* **Stated task**
Scan the data below and pick out the lines containing the word "iovec".
****************************************
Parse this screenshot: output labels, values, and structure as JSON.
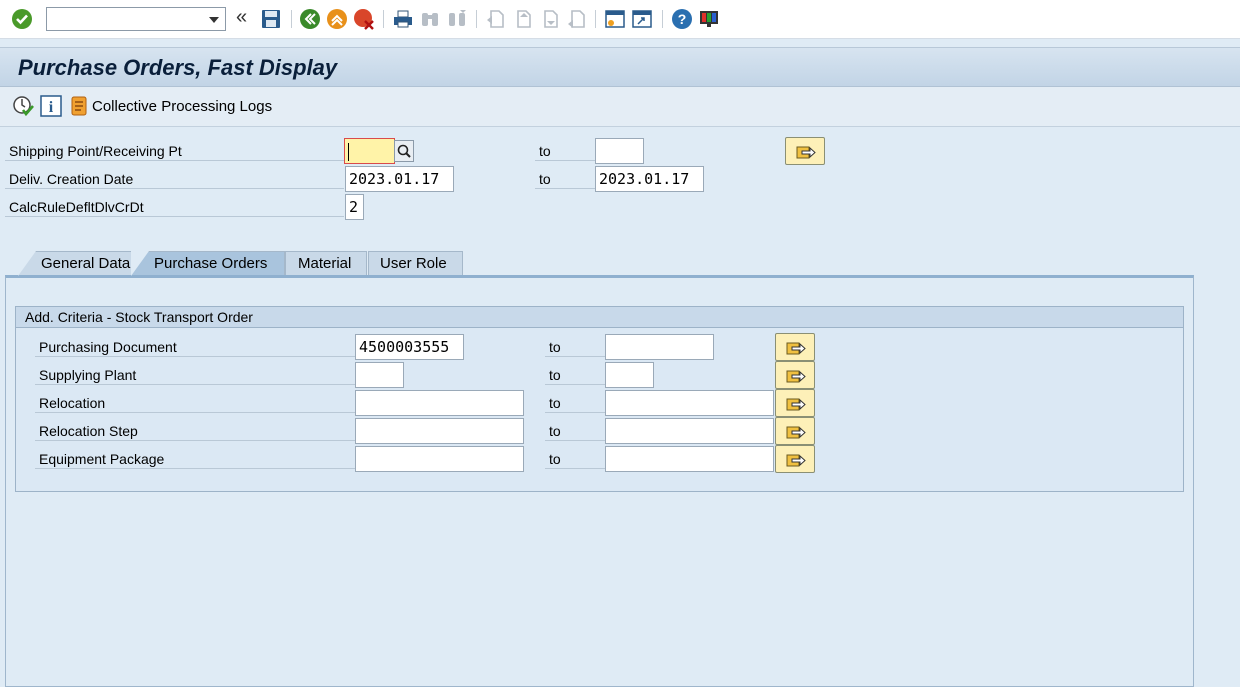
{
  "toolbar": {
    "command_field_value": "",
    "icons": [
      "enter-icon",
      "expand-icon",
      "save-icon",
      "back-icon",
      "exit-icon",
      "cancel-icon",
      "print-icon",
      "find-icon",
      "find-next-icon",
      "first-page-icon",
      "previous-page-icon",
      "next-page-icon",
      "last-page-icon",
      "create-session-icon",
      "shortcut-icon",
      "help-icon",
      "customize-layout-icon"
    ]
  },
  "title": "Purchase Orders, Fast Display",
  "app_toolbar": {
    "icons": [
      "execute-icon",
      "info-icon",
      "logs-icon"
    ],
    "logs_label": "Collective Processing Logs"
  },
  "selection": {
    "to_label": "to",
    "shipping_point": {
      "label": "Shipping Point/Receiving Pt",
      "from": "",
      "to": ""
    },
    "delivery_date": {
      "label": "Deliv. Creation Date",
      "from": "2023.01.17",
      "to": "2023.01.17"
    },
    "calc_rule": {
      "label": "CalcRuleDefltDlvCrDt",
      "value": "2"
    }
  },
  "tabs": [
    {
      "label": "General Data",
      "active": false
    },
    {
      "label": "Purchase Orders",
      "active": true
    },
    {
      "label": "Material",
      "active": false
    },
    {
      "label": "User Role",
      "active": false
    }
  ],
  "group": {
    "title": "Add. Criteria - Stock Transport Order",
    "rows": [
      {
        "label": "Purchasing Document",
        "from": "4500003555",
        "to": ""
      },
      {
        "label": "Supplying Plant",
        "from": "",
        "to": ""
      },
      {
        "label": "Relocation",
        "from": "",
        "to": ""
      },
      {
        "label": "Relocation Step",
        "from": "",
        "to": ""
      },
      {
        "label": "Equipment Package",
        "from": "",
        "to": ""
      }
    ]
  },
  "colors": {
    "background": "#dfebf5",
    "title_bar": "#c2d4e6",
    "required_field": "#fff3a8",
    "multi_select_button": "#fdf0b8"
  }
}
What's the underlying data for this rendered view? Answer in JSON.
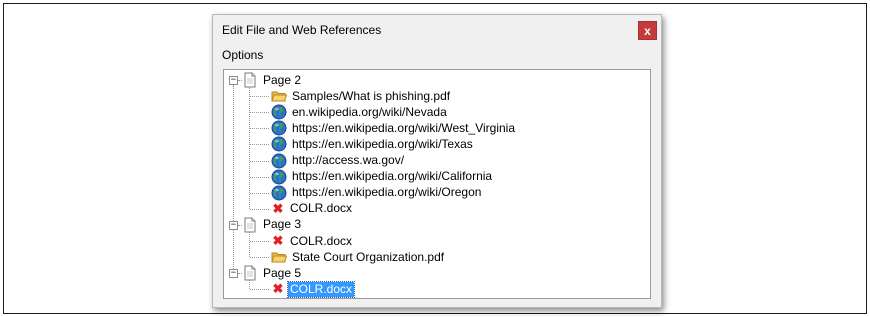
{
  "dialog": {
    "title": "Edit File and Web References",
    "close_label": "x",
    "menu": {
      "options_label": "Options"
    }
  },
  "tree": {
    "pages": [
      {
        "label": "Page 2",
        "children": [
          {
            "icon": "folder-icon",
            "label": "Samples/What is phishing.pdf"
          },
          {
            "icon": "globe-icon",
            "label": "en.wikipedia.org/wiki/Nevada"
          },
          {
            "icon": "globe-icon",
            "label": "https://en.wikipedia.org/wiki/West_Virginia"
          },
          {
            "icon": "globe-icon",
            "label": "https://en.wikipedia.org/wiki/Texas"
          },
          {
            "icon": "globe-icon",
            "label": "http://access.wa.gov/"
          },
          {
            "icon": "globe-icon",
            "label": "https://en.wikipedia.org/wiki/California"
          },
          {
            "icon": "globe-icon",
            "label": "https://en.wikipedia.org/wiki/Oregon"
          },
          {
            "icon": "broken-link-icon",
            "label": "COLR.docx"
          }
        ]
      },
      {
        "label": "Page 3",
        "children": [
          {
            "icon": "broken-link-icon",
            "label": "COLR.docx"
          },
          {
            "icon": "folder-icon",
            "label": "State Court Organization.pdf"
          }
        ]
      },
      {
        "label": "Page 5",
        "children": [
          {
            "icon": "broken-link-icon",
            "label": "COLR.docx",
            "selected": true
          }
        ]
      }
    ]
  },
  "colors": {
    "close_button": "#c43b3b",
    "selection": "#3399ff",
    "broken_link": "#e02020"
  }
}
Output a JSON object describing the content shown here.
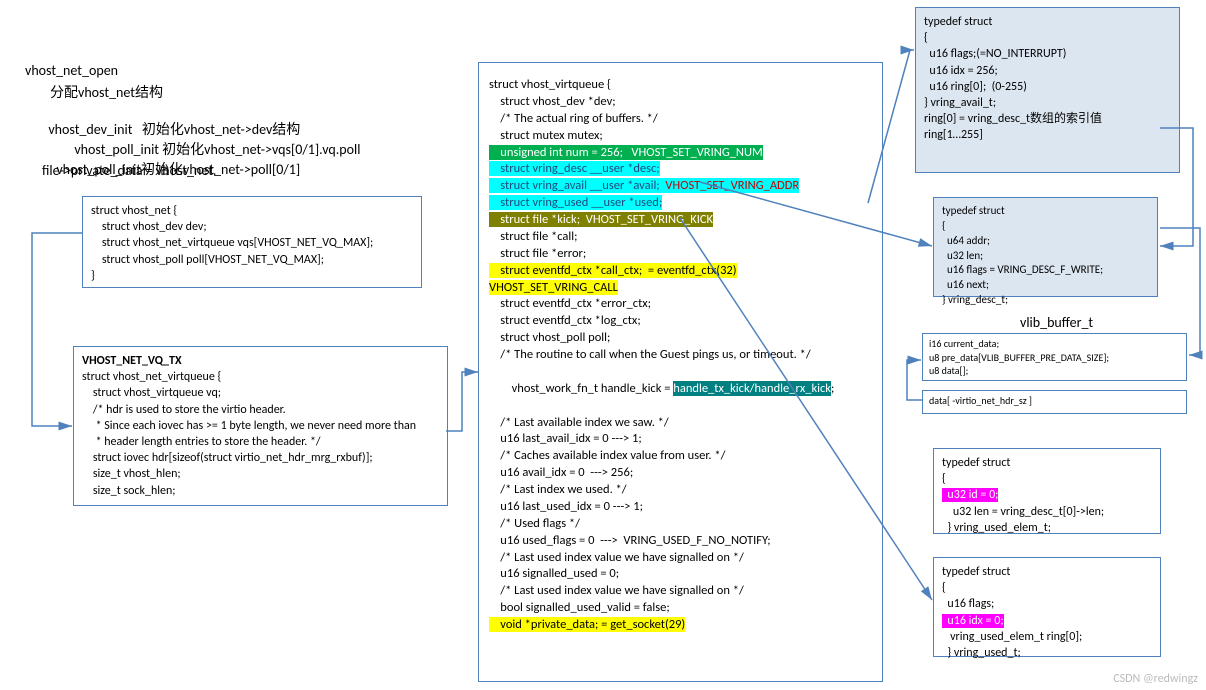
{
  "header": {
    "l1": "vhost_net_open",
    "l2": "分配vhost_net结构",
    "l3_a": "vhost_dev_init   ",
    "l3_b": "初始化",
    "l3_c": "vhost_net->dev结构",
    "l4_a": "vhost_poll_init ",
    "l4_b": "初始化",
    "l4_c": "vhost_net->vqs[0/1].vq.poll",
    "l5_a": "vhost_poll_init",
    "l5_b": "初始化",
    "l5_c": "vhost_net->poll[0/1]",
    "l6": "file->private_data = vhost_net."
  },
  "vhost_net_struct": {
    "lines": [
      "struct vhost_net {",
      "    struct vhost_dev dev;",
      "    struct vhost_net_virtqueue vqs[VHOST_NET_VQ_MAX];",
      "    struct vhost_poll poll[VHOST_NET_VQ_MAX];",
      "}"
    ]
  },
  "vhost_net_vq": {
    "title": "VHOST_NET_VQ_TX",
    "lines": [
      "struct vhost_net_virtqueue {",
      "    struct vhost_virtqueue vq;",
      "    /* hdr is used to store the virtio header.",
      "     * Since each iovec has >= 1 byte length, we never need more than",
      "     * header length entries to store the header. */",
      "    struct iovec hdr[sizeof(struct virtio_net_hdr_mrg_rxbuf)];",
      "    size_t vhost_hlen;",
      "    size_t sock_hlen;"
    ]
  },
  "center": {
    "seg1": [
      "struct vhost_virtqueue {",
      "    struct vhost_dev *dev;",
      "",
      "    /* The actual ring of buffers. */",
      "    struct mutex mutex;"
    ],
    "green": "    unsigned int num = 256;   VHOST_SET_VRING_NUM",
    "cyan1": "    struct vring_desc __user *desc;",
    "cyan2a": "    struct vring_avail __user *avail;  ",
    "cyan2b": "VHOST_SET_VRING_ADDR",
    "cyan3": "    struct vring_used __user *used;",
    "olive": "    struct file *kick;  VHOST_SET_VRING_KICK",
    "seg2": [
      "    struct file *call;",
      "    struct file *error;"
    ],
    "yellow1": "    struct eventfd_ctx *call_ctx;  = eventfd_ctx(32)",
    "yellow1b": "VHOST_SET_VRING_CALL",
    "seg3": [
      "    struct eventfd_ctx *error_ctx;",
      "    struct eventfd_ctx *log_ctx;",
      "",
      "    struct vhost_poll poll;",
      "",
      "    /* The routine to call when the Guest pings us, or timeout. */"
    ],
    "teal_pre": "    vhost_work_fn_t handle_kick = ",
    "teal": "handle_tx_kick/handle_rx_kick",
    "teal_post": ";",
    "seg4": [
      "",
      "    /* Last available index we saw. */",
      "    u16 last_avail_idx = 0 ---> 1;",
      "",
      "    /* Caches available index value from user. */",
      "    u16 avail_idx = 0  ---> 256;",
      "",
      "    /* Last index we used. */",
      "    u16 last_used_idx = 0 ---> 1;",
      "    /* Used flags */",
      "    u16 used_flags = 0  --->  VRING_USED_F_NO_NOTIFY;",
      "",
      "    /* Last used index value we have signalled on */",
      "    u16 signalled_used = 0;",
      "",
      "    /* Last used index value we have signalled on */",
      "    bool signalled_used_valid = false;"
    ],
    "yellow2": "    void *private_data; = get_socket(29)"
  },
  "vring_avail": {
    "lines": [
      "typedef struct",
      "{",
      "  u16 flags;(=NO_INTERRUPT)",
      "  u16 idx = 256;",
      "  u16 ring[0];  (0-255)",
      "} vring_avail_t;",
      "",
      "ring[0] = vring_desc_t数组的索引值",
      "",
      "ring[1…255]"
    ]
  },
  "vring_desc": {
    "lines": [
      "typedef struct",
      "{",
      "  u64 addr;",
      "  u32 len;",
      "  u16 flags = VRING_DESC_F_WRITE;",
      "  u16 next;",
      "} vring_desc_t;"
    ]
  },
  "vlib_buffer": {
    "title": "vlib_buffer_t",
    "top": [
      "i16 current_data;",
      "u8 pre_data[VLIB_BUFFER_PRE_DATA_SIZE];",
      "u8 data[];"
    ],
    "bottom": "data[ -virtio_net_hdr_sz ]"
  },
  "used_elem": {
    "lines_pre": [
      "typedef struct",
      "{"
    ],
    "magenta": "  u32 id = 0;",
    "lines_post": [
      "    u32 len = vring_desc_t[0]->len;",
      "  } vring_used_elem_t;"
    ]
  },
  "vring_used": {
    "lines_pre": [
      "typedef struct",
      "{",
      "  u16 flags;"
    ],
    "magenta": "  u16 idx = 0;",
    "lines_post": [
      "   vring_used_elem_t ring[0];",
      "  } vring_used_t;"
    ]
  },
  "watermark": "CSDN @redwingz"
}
****************************************
* **Output of the exercise**
      "     * Since each iovec has >= 1 byte length, we never need more than",
      "    struct iovec hdr[sizeof(struct virtio_net_hdr_mrg_rxbuf)];",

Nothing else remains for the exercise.